▶ **Exercise**: What lines of the data hold the string "Females"? Pull each one out.

▶ **Exercise materials**:
::::::::
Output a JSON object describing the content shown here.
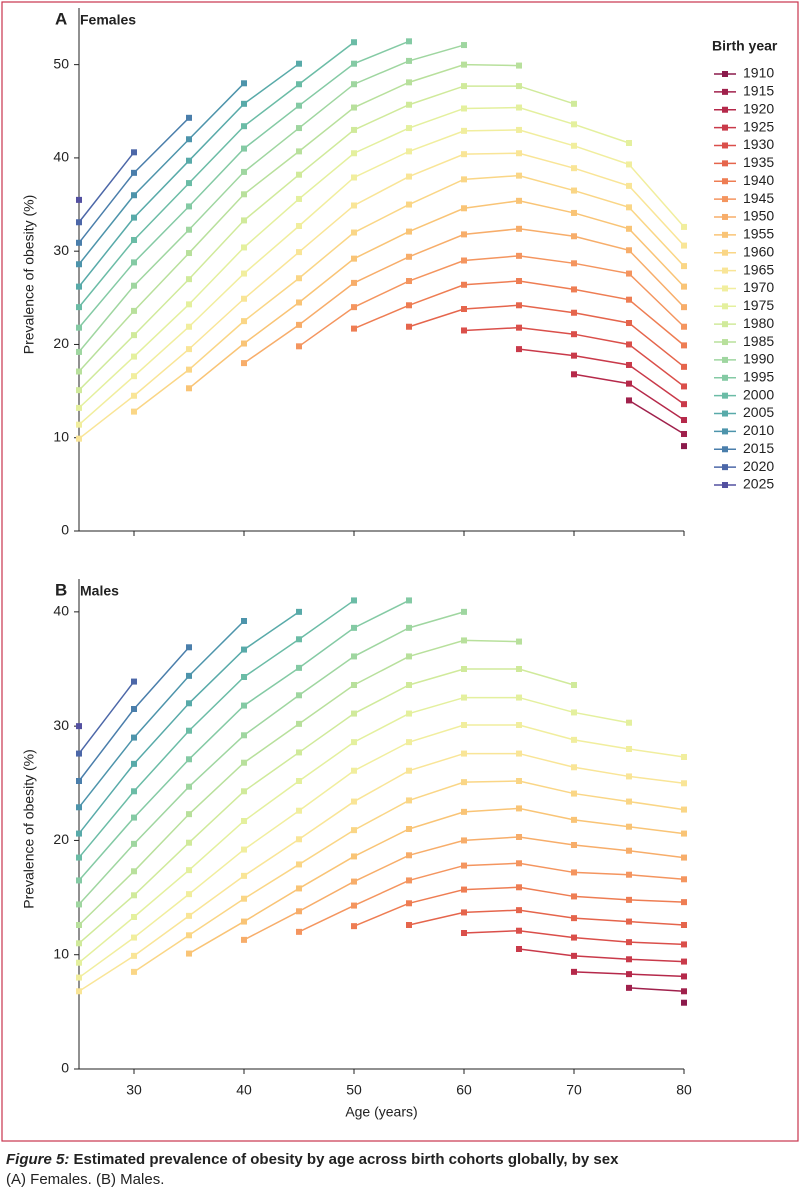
{
  "chart_data": [
    {
      "type": "line",
      "panel_label": "A",
      "title": "Females",
      "ylabel": "Prevalence of obesity (%)",
      "legend_title": "Birth year",
      "x": [
        25,
        30,
        35,
        40,
        45,
        50,
        55,
        60,
        65,
        70,
        75,
        80
      ],
      "xlim": [
        25,
        80
      ],
      "xticks": [
        30,
        40,
        50,
        60,
        70,
        80
      ],
      "ylim": [
        0,
        55
      ],
      "yticks": [
        0,
        10,
        20,
        30,
        40,
        50
      ],
      "series": [
        {
          "name": "1910",
          "color": "#8b1a4b",
          "values": [
            null,
            null,
            null,
            null,
            null,
            null,
            null,
            null,
            null,
            null,
            null,
            9.1
          ]
        },
        {
          "name": "1915",
          "color": "#a0214c",
          "values": [
            null,
            null,
            null,
            null,
            null,
            null,
            null,
            null,
            null,
            null,
            14.0,
            10.4
          ]
        },
        {
          "name": "1920",
          "color": "#b5294a",
          "values": [
            null,
            null,
            null,
            null,
            null,
            null,
            null,
            null,
            null,
            16.8,
            15.8,
            11.9
          ]
        },
        {
          "name": "1925",
          "color": "#c93a4a",
          "values": [
            null,
            null,
            null,
            null,
            null,
            null,
            null,
            null,
            19.5,
            18.8,
            17.8,
            13.6
          ]
        },
        {
          "name": "1930",
          "color": "#da4f4a",
          "values": [
            null,
            null,
            null,
            null,
            null,
            null,
            null,
            21.5,
            21.8,
            21.1,
            20.0,
            15.5
          ]
        },
        {
          "name": "1935",
          "color": "#e5654c",
          "values": [
            null,
            null,
            null,
            null,
            null,
            null,
            21.9,
            23.8,
            24.2,
            23.4,
            22.3,
            17.6
          ]
        },
        {
          "name": "1940",
          "color": "#ee7d53",
          "values": [
            null,
            null,
            null,
            null,
            null,
            21.7,
            24.2,
            26.4,
            26.8,
            25.9,
            24.8,
            19.9
          ]
        },
        {
          "name": "1945",
          "color": "#f4955f",
          "values": [
            null,
            null,
            null,
            null,
            19.8,
            24.0,
            26.8,
            29.0,
            29.5,
            28.7,
            27.6,
            21.9
          ]
        },
        {
          "name": "1950",
          "color": "#f7ad6a",
          "values": [
            null,
            null,
            null,
            18.0,
            22.1,
            26.6,
            29.4,
            31.8,
            32.4,
            31.6,
            30.1,
            24.0
          ]
        },
        {
          "name": "1955",
          "color": "#f9c476",
          "values": [
            null,
            null,
            15.3,
            20.1,
            24.5,
            29.2,
            32.1,
            34.6,
            35.4,
            34.1,
            32.4,
            26.2
          ]
        },
        {
          "name": "1960",
          "color": "#fad686",
          "values": [
            null,
            12.8,
            17.3,
            22.5,
            27.1,
            32.0,
            35.0,
            37.7,
            38.1,
            36.5,
            34.7,
            28.4
          ]
        },
        {
          "name": "1965",
          "color": "#f9e597",
          "values": [
            9.9,
            14.5,
            19.5,
            24.9,
            29.9,
            34.9,
            38.0,
            40.4,
            40.5,
            38.9,
            37.0,
            30.6
          ]
        },
        {
          "name": "1970",
          "color": "#f1ee9e",
          "values": [
            11.4,
            16.6,
            21.9,
            27.6,
            32.7,
            37.9,
            40.7,
            42.9,
            43.0,
            41.3,
            39.3,
            32.6
          ]
        },
        {
          "name": "1975",
          "color": "#e4f09e",
          "values": [
            13.2,
            18.7,
            24.3,
            30.4,
            35.6,
            40.5,
            43.2,
            45.3,
            45.4,
            43.6,
            41.6,
            null
          ]
        },
        {
          "name": "1980",
          "color": "#d0ea9b",
          "values": [
            15.1,
            21.0,
            27.0,
            33.3,
            38.2,
            43.0,
            45.7,
            47.7,
            47.7,
            45.8,
            null,
            null
          ]
        },
        {
          "name": "1985",
          "color": "#b8e09c",
          "values": [
            17.1,
            23.6,
            29.8,
            36.1,
            40.7,
            45.4,
            48.1,
            50.0,
            49.9,
            null,
            null,
            null
          ]
        },
        {
          "name": "1990",
          "color": "#9fd6a0",
          "values": [
            19.2,
            26.3,
            32.3,
            38.5,
            43.2,
            47.9,
            50.4,
            52.1,
            null,
            null,
            null,
            null
          ]
        },
        {
          "name": "1995",
          "color": "#84caa4",
          "values": [
            21.8,
            28.8,
            34.8,
            41.0,
            45.6,
            50.1,
            52.5,
            null,
            null,
            null,
            null,
            null
          ]
        },
        {
          "name": "2000",
          "color": "#6bbca6",
          "values": [
            24.0,
            31.2,
            37.3,
            43.4,
            47.9,
            52.4,
            null,
            null,
            null,
            null,
            null,
            null
          ]
        },
        {
          "name": "2005",
          "color": "#58aaa9",
          "values": [
            26.2,
            33.6,
            39.7,
            45.8,
            50.1,
            null,
            null,
            null,
            null,
            null,
            null,
            null
          ]
        },
        {
          "name": "2010",
          "color": "#4d94ab",
          "values": [
            28.6,
            36.0,
            42.0,
            48.0,
            null,
            null,
            null,
            null,
            null,
            null,
            null,
            null
          ]
        },
        {
          "name": "2015",
          "color": "#4a7eab",
          "values": [
            30.9,
            38.4,
            44.3,
            null,
            null,
            null,
            null,
            null,
            null,
            null,
            null,
            null
          ]
        },
        {
          "name": "2020",
          "color": "#4c67a8",
          "values": [
            33.1,
            40.6,
            null,
            null,
            null,
            null,
            null,
            null,
            null,
            null,
            null,
            null
          ]
        },
        {
          "name": "2025",
          "color": "#5350a0",
          "values": [
            35.5,
            null,
            null,
            null,
            null,
            null,
            null,
            null,
            null,
            null,
            null,
            null
          ]
        }
      ]
    },
    {
      "type": "line",
      "panel_label": "B",
      "title": "Males",
      "ylabel": "Prevalence of obesity (%)",
      "xlabel": "Age (years)",
      "x": [
        25,
        30,
        35,
        40,
        45,
        50,
        55,
        60,
        65,
        70,
        75,
        80
      ],
      "xlim": [
        25,
        80
      ],
      "xticks": [
        30,
        40,
        50,
        60,
        70,
        80
      ],
      "ylim": [
        0,
        42
      ],
      "yticks": [
        0,
        10,
        20,
        30,
        40
      ],
      "series": [
        {
          "color": "#8b1a4b",
          "values": [
            null,
            null,
            null,
            null,
            null,
            null,
            null,
            null,
            null,
            null,
            null,
            5.8
          ]
        },
        {
          "color": "#a0214c",
          "values": [
            null,
            null,
            null,
            null,
            null,
            null,
            null,
            null,
            null,
            null,
            7.1,
            6.8
          ]
        },
        {
          "color": "#b5294a",
          "values": [
            null,
            null,
            null,
            null,
            null,
            null,
            null,
            null,
            null,
            8.5,
            8.3,
            8.1
          ]
        },
        {
          "color": "#c93a4a",
          "values": [
            null,
            null,
            null,
            null,
            null,
            null,
            null,
            null,
            10.5,
            9.9,
            9.6,
            9.4
          ]
        },
        {
          "color": "#da4f4a",
          "values": [
            null,
            null,
            null,
            null,
            null,
            null,
            null,
            11.9,
            12.1,
            11.5,
            11.1,
            10.9
          ]
        },
        {
          "color": "#e5654c",
          "values": [
            null,
            null,
            null,
            null,
            null,
            null,
            12.6,
            13.7,
            13.9,
            13.2,
            12.9,
            12.6
          ]
        },
        {
          "color": "#ee7d53",
          "values": [
            null,
            null,
            null,
            null,
            null,
            12.5,
            14.5,
            15.7,
            15.9,
            15.1,
            14.8,
            14.6
          ]
        },
        {
          "color": "#f4955f",
          "values": [
            null,
            null,
            null,
            null,
            12.0,
            14.3,
            16.5,
            17.8,
            18.0,
            17.2,
            17.0,
            16.6
          ]
        },
        {
          "color": "#f7ad6a",
          "values": [
            null,
            null,
            null,
            11.3,
            13.8,
            16.4,
            18.7,
            20.0,
            20.3,
            19.6,
            19.1,
            18.5
          ]
        },
        {
          "color": "#f9c476",
          "values": [
            null,
            null,
            10.1,
            12.9,
            15.8,
            18.6,
            21.0,
            22.5,
            22.8,
            21.8,
            21.2,
            20.6
          ]
        },
        {
          "color": "#fad686",
          "values": [
            null,
            8.5,
            11.7,
            14.9,
            17.9,
            20.9,
            23.5,
            25.1,
            25.2,
            24.1,
            23.4,
            22.7
          ]
        },
        {
          "color": "#f9e597",
          "values": [
            6.8,
            9.9,
            13.4,
            16.9,
            20.1,
            23.4,
            26.1,
            27.6,
            27.6,
            26.4,
            25.6,
            25.0
          ]
        },
        {
          "color": "#f1ee9e",
          "values": [
            8.0,
            11.5,
            15.3,
            19.2,
            22.6,
            26.1,
            28.6,
            30.1,
            30.1,
            28.8,
            28.0,
            27.3
          ]
        },
        {
          "color": "#e4f09e",
          "values": [
            9.3,
            13.3,
            17.4,
            21.7,
            25.2,
            28.6,
            31.1,
            32.5,
            32.5,
            31.2,
            30.3,
            null
          ]
        },
        {
          "color": "#d0ea9b",
          "values": [
            11.0,
            15.2,
            19.8,
            24.3,
            27.7,
            31.1,
            33.6,
            35.0,
            35.0,
            33.6,
            null,
            null
          ]
        },
        {
          "color": "#b8e09c",
          "values": [
            12.6,
            17.3,
            22.3,
            26.8,
            30.2,
            33.6,
            36.1,
            37.5,
            37.4,
            null,
            null,
            null
          ]
        },
        {
          "color": "#9fd6a0",
          "values": [
            14.4,
            19.7,
            24.7,
            29.2,
            32.7,
            36.1,
            38.6,
            40.0,
            null,
            null,
            null,
            null
          ]
        },
        {
          "color": "#84caa4",
          "values": [
            16.5,
            22.0,
            27.1,
            31.8,
            35.1,
            38.6,
            41.0,
            null,
            null,
            null,
            null,
            null
          ]
        },
        {
          "color": "#6bbca6",
          "values": [
            18.5,
            24.3,
            29.6,
            34.3,
            37.6,
            41.0,
            null,
            null,
            null,
            null,
            null,
            null
          ]
        },
        {
          "color": "#58aaa9",
          "values": [
            20.6,
            26.7,
            32.0,
            36.7,
            40.0,
            null,
            null,
            null,
            null,
            null,
            null,
            null
          ]
        },
        {
          "color": "#4d94ab",
          "values": [
            22.9,
            29.0,
            34.4,
            39.2,
            null,
            null,
            null,
            null,
            null,
            null,
            null,
            null
          ]
        },
        {
          "color": "#4a7eab",
          "values": [
            25.2,
            31.5,
            36.9,
            null,
            null,
            null,
            null,
            null,
            null,
            null,
            null,
            null
          ]
        },
        {
          "color": "#4c67a8",
          "values": [
            27.6,
            33.9,
            null,
            null,
            null,
            null,
            null,
            null,
            null,
            null,
            null,
            null
          ]
        },
        {
          "color": "#5350a0",
          "values": [
            30.0,
            null,
            null,
            null,
            null,
            null,
            null,
            null,
            null,
            null,
            null,
            null
          ]
        }
      ]
    }
  ],
  "caption": {
    "label": "Figure 5:",
    "text": " Estimated prevalence of obesity by age across birth cohorts globally, by sex",
    "subtext": "(A) Females. (B) Males."
  }
}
::::::::
▶ **Result of this task**:
      "title": "Females",
    "subtext": "(A) Females. (B) Males."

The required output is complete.